### Provided records ###

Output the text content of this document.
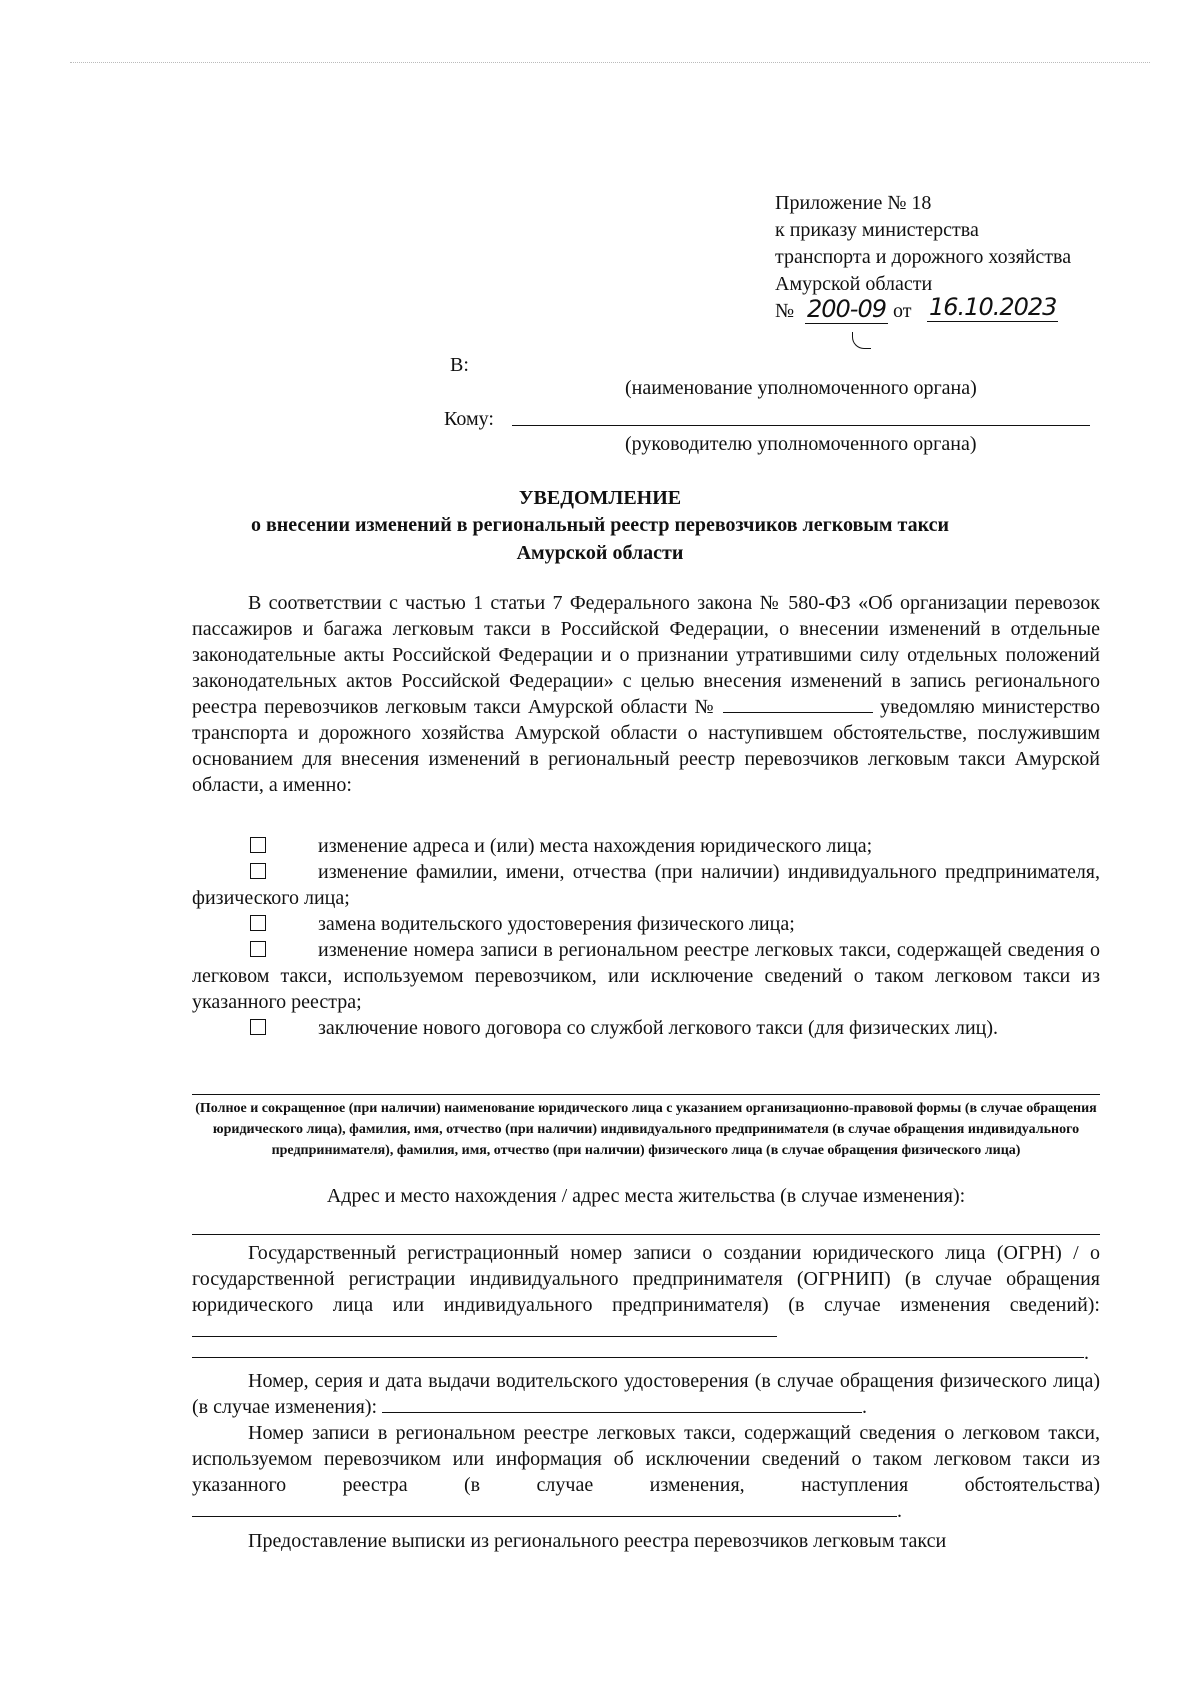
Приложение № 18
к приказу министерства
транспорта и дорожного хозяйства
Амурской области
№ 200-09 от 16.10.2023
В:
(наименование уполномоченного органа)
Кому:
(руководителю уполномоченного органа)
УВЕДОМЛЕНИЕ
о внесении изменений в региональный реестр перевозчиков легковым такси
Амурской области
В соответствии с частью 1 статьи 7 Федерального закона № 580-ФЗ «Об организации перевозок пассажиров и багажа легковым такси в Российской Федерации, о внесении изменений в отдельные законодательные акты Российской Федерации и о признании утратившими силу отдельных положений законодательных актов Российской Федерации» с целью внесения изменений в запись регионального реестра перевозчиков легковым такси Амурской области №	уведомляю министерство транспорта и дорожного хозяйства Амурской области о наступившем обстоятельстве, послужившим основанием для внесения изменений в региональный реестр перевозчиков легковым такси Амурской области, а именно:
изменение адреса и (или) места нахождения юридического лица;
изменение фамилии, имени, отчества (при наличии) индивидуального предпринимателя, физического лица;
замена водительского удостоверения физического лица;
изменение номера записи в региональном реестре легковых такси, содержащей сведения о легковом такси, используемом перевозчиком, или исключение сведений о таком легковом такси из указанного реестра;
заключение нового договора со службой легкового такси (для физических лиц).
(Полное и сокращенное (при наличии) наименование юридического лица с указанием организационно-правовой формы (в случае обращения юридического лица), фамилия, имя, отчество (при наличии) индивидуального предпринимателя (в случае обращения индивидуального предпринимателя), фамилия, имя, отчество (при наличии) физического лица (в случае обращения физического лица)
Адрес и место нахождения / адрес места жительства (в случае изменения):
Государственный регистрационный номер записи о создании юридического лица (ОГРН) / о государственной регистрации индивидуального предпринимателя (ОГРНИП) (в случае обращения юридического лица или индивидуального предпринимателя) (в случае изменения сведений):
.
Номер, серия и дата выдачи водительского удостоверения (в случае обращения физического лица) (в случае изменения):	.
Номер записи в региональном реестре легковых такси, содержащий сведения о легковом такси, используемом перевозчиком или информация об исключении сведений о таком легковом такси из указанного реестра (в случае изменения, наступления обстоятельства) .
Предоставление выписки из регионального реестра перевозчиков легковым такси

###

Reproduce each record from above exactly; pictures do not belong in the copy.

Output the text content of this document.
Приложение № 18
к приказу министерства
транспорта и дорожного хозяйства
Амурской области
№ 200-09 от 16.10.2023
В:
(наименование уполномоченного органа)
Кому:
(руководителю уполномоченного органа)
УВЕДОМЛЕНИЕ
о внесении изменений в региональный реестр перевозчиков легковым такси
Амурской области
В соответствии с частью 1 статьи 7 Федерального закона № 580-ФЗ «Об организации перевозок пассажиров и багажа легковым такси в Российской Федерации, о внесении изменений в отдельные законодательные акты Российской Федерации и о признании утратившими силу отдельных положений законодательных актов Российской Федерации» с целью внесения изменений в запись регионального реестра перевозчиков легковым такси Амурской области №	уведомляю министерство транспорта и дорожного хозяйства Амурской области о наступившем обстоятельстве, послужившим основанием для внесения изменений в региональный реестр перевозчиков легковым такси Амурской области, а именно:
изменение адреса и (или) места нахождения юридического лица;
изменение фамилии, имени, отчества (при наличии) индивидуального предпринимателя, физического лица;
замена водительского удостоверения физического лица;
изменение номера записи в региональном реестре легковых такси, содержащей сведения о легковом такси, используемом перевозчиком, или исключение сведений о таком легковом такси из указанного реестра;
заключение нового договора со службой легкового такси (для физических лиц).
(Полное и сокращенное (при наличии) наименование юридического лица с указанием организационно-правовой формы (в случае обращения юридического лица), фамилия, имя, отчество (при наличии) индивидуального предпринимателя (в случае обращения индивидуального предпринимателя), фамилия, имя, отчество (при наличии) физического лица (в случае обращения физического лица)
Адрес и место нахождения / адрес места жительства (в случае изменения):
Государственный регистрационный номер записи о создании юридического лица (ОГРН) / о государственной регистрации индивидуального предпринимателя (ОГРНИП) (в случае обращения юридического лица или индивидуального предпринимателя) (в случае изменения сведений):
.
Номер, серия и дата выдачи водительского удостоверения (в случае обращения физического лица) (в случае изменения):	.
Номер записи в региональном реестре легковых такси, содержащий сведения о легковом такси, используемом перевозчиком или информация об исключении сведений о таком легковом такси из указанного реестра (в случае изменения, наступления обстоятельства) .
Предоставление выписки из регионального реестра перевозчиков легковым такси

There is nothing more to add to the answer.